**Directions:**
Look below and pull out each line with the word "klarat".

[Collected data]
<<<<
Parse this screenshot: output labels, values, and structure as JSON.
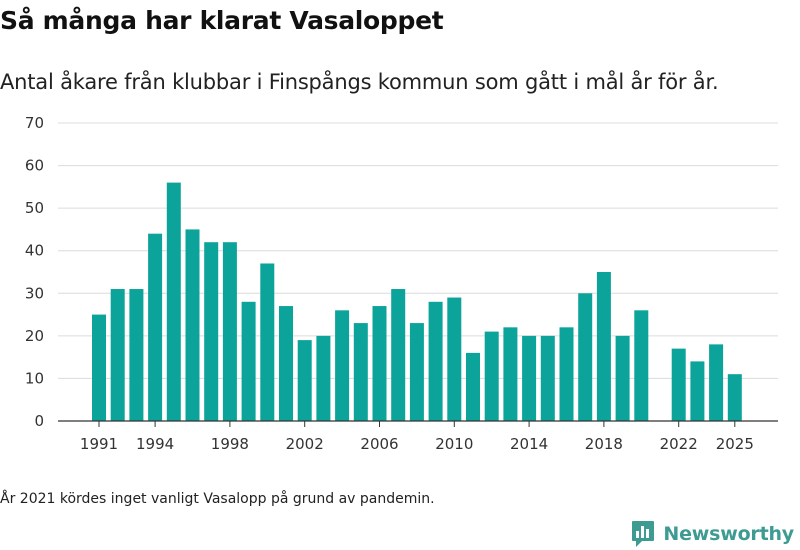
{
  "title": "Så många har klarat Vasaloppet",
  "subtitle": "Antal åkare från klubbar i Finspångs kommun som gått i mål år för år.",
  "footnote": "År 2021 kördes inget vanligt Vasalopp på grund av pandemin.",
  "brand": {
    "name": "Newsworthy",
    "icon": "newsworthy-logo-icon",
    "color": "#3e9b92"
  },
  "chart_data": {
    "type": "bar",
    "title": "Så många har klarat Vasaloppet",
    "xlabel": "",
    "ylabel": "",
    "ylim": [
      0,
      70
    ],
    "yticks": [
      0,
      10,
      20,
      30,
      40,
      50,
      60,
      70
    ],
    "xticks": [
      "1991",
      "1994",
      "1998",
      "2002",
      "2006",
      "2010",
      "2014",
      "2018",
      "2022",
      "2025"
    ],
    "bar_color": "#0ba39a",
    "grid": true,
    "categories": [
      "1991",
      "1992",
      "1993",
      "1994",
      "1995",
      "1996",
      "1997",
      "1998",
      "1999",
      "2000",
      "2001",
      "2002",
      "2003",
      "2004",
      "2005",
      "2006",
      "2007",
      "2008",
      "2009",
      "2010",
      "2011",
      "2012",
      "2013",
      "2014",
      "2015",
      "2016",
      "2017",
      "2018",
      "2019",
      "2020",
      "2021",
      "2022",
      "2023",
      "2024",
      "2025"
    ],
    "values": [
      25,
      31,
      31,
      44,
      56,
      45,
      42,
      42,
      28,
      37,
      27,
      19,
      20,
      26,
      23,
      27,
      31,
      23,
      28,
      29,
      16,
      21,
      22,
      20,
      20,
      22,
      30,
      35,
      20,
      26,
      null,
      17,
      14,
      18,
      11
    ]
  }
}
>>>>
**Expected answer:**
  "title": "Så många har klarat Vasaloppet",
    "title": "Så många har klarat Vasaloppet",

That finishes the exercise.